REQUIREMENT.
Track down each line that has the word "Hedge" and copy it.

MATERIAL FOR THE TASK.
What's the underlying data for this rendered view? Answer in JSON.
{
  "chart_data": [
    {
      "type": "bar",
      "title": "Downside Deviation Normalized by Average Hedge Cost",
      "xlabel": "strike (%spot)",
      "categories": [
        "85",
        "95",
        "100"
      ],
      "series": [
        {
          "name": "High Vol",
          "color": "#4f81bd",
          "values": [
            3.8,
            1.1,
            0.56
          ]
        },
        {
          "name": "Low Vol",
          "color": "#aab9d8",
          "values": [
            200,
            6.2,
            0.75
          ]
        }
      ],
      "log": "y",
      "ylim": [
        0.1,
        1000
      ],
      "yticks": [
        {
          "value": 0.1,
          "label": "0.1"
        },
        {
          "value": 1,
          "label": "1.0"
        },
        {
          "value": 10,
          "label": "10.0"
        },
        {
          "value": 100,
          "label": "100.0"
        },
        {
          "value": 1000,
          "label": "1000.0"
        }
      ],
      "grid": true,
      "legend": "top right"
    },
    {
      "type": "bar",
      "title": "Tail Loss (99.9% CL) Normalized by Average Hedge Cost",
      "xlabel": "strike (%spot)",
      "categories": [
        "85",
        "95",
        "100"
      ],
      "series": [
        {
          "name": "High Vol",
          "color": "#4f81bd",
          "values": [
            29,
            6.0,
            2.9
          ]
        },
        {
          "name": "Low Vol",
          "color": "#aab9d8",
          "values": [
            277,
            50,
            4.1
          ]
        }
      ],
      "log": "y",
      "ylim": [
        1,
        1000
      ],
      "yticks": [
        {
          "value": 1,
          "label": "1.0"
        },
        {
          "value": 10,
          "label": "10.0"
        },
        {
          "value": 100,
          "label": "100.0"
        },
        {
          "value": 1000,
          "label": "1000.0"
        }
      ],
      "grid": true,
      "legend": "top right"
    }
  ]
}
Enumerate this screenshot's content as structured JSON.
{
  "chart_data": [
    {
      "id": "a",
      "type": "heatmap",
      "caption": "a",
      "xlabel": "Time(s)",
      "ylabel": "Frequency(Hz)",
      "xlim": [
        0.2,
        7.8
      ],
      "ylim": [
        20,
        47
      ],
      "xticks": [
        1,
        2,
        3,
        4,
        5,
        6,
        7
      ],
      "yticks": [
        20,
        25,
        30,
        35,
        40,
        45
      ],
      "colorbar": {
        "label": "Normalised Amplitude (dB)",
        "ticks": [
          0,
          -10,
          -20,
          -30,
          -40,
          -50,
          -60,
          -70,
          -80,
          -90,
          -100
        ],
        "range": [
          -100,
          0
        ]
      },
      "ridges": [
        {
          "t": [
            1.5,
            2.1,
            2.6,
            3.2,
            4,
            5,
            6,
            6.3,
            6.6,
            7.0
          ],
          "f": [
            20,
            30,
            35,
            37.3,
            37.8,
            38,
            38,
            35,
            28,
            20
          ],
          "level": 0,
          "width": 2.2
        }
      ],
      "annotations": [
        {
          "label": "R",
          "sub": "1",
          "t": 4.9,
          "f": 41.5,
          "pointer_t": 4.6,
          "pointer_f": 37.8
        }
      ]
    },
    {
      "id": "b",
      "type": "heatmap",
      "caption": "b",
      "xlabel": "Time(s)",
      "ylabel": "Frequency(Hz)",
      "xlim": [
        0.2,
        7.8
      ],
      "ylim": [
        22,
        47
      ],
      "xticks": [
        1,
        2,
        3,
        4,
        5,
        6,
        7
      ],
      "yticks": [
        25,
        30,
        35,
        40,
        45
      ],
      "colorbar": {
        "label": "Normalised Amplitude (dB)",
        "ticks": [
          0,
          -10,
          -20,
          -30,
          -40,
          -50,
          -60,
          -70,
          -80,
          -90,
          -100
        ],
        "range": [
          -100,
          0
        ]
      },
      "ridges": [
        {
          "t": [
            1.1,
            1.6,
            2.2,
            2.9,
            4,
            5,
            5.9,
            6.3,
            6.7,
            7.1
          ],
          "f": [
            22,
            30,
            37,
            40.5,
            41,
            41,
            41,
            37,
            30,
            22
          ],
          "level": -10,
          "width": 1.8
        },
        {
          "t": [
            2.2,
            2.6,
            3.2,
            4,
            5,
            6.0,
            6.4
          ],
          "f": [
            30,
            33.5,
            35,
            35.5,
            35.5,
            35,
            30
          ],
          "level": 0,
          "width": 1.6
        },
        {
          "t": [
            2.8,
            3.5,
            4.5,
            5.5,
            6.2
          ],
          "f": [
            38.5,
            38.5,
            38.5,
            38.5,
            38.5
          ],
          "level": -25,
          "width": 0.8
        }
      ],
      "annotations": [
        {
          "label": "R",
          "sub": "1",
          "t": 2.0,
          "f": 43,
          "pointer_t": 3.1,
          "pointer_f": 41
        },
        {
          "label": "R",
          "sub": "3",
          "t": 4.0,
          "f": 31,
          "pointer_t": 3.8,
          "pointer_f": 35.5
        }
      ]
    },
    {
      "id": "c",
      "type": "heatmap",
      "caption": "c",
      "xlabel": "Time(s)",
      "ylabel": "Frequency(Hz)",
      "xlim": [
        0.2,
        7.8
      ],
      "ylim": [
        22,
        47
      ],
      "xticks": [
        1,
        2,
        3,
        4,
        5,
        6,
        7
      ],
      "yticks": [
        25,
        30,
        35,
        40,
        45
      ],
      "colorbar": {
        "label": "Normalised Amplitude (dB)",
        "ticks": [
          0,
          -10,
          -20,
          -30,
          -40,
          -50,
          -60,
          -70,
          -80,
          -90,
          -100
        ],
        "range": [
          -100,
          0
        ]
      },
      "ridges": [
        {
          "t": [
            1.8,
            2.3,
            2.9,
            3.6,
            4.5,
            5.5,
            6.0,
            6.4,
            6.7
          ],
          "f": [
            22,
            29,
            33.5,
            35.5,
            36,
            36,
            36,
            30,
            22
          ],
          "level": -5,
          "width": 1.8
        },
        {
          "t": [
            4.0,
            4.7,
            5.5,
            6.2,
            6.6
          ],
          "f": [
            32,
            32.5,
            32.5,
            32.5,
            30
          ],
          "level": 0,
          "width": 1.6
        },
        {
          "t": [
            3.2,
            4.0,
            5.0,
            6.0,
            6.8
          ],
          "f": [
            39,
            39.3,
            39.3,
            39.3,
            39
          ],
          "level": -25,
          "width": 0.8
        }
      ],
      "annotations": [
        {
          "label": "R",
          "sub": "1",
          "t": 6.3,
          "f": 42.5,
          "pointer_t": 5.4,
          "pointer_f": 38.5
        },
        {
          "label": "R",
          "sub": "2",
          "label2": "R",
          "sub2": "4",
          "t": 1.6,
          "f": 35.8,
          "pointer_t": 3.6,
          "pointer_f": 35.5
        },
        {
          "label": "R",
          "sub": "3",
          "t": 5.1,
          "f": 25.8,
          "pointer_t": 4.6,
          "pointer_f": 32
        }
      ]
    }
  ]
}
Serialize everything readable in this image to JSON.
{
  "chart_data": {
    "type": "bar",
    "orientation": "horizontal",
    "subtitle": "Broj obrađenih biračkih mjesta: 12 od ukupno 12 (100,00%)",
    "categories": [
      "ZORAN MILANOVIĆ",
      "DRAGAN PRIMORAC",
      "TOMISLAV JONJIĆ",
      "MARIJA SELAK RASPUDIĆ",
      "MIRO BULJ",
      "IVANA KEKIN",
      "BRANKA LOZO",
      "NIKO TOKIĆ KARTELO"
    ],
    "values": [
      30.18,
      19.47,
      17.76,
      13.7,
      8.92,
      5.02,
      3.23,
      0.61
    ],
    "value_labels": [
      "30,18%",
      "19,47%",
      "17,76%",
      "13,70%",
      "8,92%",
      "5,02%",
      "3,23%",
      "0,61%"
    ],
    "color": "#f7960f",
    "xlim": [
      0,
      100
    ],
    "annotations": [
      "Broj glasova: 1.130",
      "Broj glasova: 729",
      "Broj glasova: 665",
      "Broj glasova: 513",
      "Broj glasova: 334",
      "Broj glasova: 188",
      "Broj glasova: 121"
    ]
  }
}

WRITTEN SOLUTION.
      "title": "Downside Deviation Normalized by Average Hedge Cost",
      "title": "Tail Loss (99.9% CL) Normalized by Average Hedge Cost",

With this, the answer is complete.